Direction
Print all entries word for word.

Data rows
+ + + + + + +

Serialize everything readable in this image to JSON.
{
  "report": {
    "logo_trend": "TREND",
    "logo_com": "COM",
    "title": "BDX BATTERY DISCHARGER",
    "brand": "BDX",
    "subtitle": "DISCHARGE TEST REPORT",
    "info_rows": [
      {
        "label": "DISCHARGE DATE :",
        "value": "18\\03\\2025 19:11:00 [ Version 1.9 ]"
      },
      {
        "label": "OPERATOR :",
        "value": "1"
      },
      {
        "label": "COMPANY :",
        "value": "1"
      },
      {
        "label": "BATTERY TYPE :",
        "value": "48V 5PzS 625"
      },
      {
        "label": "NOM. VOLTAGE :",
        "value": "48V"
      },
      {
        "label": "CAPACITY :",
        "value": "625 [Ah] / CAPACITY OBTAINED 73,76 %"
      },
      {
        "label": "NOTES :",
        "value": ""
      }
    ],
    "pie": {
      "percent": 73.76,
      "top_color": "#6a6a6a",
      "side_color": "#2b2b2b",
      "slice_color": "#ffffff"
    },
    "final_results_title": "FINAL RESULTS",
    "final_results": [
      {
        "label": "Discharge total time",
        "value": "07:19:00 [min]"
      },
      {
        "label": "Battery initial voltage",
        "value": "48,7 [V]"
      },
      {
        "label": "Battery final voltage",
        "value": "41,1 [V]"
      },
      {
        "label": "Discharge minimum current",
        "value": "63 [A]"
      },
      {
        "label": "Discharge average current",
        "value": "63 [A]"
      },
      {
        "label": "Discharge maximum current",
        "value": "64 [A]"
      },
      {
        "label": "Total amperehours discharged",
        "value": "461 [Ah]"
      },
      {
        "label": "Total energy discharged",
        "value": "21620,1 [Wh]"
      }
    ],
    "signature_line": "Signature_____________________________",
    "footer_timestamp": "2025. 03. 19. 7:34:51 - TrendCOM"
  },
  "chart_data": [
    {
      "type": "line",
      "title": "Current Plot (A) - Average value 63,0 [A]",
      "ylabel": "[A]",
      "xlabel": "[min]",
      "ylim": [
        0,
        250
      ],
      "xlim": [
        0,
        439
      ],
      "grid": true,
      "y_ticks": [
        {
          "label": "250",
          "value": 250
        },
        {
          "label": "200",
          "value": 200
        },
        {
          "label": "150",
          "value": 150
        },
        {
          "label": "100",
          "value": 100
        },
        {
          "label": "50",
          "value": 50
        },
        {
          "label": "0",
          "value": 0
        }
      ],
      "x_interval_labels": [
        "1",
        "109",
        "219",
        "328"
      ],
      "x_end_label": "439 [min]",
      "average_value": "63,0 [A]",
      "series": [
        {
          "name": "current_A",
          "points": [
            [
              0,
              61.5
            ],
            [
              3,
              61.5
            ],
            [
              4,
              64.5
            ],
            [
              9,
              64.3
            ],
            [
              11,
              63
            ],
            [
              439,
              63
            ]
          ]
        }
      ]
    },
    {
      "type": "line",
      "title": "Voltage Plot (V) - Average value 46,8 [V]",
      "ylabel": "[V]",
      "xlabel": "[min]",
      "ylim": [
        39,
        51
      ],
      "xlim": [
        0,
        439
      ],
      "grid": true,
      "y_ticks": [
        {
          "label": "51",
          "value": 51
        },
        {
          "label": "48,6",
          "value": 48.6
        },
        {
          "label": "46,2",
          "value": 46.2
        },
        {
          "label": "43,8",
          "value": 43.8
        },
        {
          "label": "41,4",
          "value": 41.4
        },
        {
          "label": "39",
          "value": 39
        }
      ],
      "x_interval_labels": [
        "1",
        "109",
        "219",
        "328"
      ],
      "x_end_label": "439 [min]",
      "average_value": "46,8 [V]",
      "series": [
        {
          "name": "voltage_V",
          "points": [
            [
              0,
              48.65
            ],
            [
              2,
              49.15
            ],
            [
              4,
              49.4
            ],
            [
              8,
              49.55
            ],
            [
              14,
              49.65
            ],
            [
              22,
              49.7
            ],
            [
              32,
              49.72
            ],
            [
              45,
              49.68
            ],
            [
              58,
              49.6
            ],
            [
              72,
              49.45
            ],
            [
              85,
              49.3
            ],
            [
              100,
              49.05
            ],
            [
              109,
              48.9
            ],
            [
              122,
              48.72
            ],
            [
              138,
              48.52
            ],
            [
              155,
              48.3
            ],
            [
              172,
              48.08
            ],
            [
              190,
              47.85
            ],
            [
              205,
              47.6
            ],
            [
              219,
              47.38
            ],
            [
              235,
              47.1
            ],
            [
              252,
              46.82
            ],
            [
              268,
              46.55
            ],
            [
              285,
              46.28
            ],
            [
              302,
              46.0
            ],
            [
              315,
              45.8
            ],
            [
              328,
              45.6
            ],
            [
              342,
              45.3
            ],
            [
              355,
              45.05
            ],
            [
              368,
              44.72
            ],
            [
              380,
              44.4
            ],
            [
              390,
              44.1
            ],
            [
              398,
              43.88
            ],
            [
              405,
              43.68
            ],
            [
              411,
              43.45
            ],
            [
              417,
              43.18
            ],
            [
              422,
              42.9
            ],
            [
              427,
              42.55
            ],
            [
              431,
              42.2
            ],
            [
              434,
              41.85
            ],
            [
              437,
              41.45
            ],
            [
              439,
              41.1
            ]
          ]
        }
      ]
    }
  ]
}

+ + + + + + +

Answer to this problem
Serialize everything readable in this image to JSON.
{
  "report": {
    "logo_trend": "TREND",
    "logo_com": "COM",
    "title": "BDX BATTERY DISCHARGER",
    "brand": "BDX",
    "subtitle": "DISCHARGE TEST REPORT",
    "info_rows": [
      {
        "label": "DISCHARGE DATE :",
        "value": "18\\03\\2025 19:11:00 [ Version 1.9 ]"
      },
      {
        "label": "OPERATOR :",
        "value": "1"
      },
      {
        "label": "COMPANY :",
        "value": "1"
      },
      {
        "label": "BATTERY TYPE :",
        "value": "48V 5PzS 625"
      },
      {
        "label": "NOM. VOLTAGE :",
        "value": "48V"
      },
      {
        "label": "CAPACITY :",
        "value": "625 [Ah] / CAPACITY OBTAINED 73,76 %"
      },
      {
        "label": "NOTES :",
        "value": ""
      }
    ],
    "pie": {
      "percent": 73.76,
      "top_color": "#6a6a6a",
      "side_color": "#2b2b2b",
      "slice_color": "#ffffff"
    },
    "final_results_title": "FINAL RESULTS",
    "final_results": [
      {
        "label": "Discharge total time",
        "value": "07:19:00 [min]"
      },
      {
        "label": "Battery initial voltage",
        "value": "48,7 [V]"
      },
      {
        "label": "Battery final voltage",
        "value": "41,1 [V]"
      },
      {
        "label": "Discharge minimum current",
        "value": "63 [A]"
      },
      {
        "label": "Discharge average current",
        "value": "63 [A]"
      },
      {
        "label": "Discharge maximum current",
        "value": "64 [A]"
      },
      {
        "label": "Total amperehours discharged",
        "value": "461 [Ah]"
      },
      {
        "label": "Total energy discharged",
        "value": "21620,1 [Wh]"
      }
    ],
    "signature_line": "Signature_____________________________",
    "footer_timestamp": "2025. 03. 19. 7:34:51 - TrendCOM"
  },
  "chart_data": [
    {
      "type": "line",
      "title": "Current Plot (A) - Average value 63,0 [A]",
      "ylabel": "[A]",
      "xlabel": "[min]",
      "ylim": [
        0,
        250
      ],
      "xlim": [
        0,
        439
      ],
      "grid": true,
      "y_ticks": [
        {
          "label": "250",
          "value": 250
        },
        {
          "label": "200",
          "value": 200
        },
        {
          "label": "150",
          "value": 150
        },
        {
          "label": "100",
          "value": 100
        },
        {
          "label": "50",
          "value": 50
        },
        {
          "label": "0",
          "value": 0
        }
      ],
      "x_interval_labels": [
        "1",
        "109",
        "219",
        "328"
      ],
      "x_end_label": "439 [min]",
      "average_value": "63,0 [A]",
      "series": [
        {
          "name": "current_A",
          "points": [
            [
              0,
              61.5
            ],
            [
              3,
              61.5
            ],
            [
              4,
              64.5
            ],
            [
              9,
              64.3
            ],
            [
              11,
              63
            ],
            [
              439,
              63
            ]
          ]
        }
      ]
    },
    {
      "type": "line",
      "title": "Voltage Plot (V) - Average value 46,8 [V]",
      "ylabel": "[V]",
      "xlabel": "[min]",
      "ylim": [
        39,
        51
      ],
      "xlim": [
        0,
        439
      ],
      "grid": true,
      "y_ticks": [
        {
          "label": "51",
          "value": 51
        },
        {
          "label": "48,6",
          "value": 48.6
        },
        {
          "label": "46,2",
          "value": 46.2
        },
        {
          "label": "43,8",
          "value": 43.8
        },
        {
          "label": "41,4",
          "value": 41.4
        },
        {
          "label": "39",
          "value": 39
        }
      ],
      "x_interval_labels": [
        "1",
        "109",
        "219",
        "328"
      ],
      "x_end_label": "439 [min]",
      "average_value": "46,8 [V]",
      "series": [
        {
          "name": "voltage_V",
          "points": [
            [
              0,
              48.65
            ],
            [
              2,
              49.15
            ],
            [
              4,
              49.4
            ],
            [
              8,
              49.55
            ],
            [
              14,
              49.65
            ],
            [
              22,
              49.7
            ],
            [
              32,
              49.72
            ],
            [
              45,
              49.68
            ],
            [
              58,
              49.6
            ],
            [
              72,
              49.45
            ],
            [
              85,
              49.3
            ],
            [
              100,
              49.05
            ],
            [
              109,
              48.9
            ],
            [
              122,
              48.72
            ],
            [
              138,
              48.52
            ],
            [
              155,
              48.3
            ],
            [
              172,
              48.08
            ],
            [
              190,
              47.85
            ],
            [
              205,
              47.6
            ],
            [
              219,
              47.38
            ],
            [
              235,
              47.1
            ],
            [
              252,
              46.82
            ],
            [
              268,
              46.55
            ],
            [
              285,
              46.28
            ],
            [
              302,
              46.0
            ],
            [
              315,
              45.8
            ],
            [
              328,
              45.6
            ],
            [
              342,
              45.3
            ],
            [
              355,
              45.05
            ],
            [
              368,
              44.72
            ],
            [
              380,
              44.4
            ],
            [
              390,
              44.1
            ],
            [
              398,
              43.88
            ],
            [
              405,
              43.68
            ],
            [
              411,
              43.45
            ],
            [
              417,
              43.18
            ],
            [
              422,
              42.9
            ],
            [
              427,
              42.55
            ],
            [
              431,
              42.2
            ],
            [
              434,
              41.85
            ],
            [
              437,
              41.45
            ],
            [
              439,
              41.1
            ]
          ]
        }
      ]
    }
  ]
}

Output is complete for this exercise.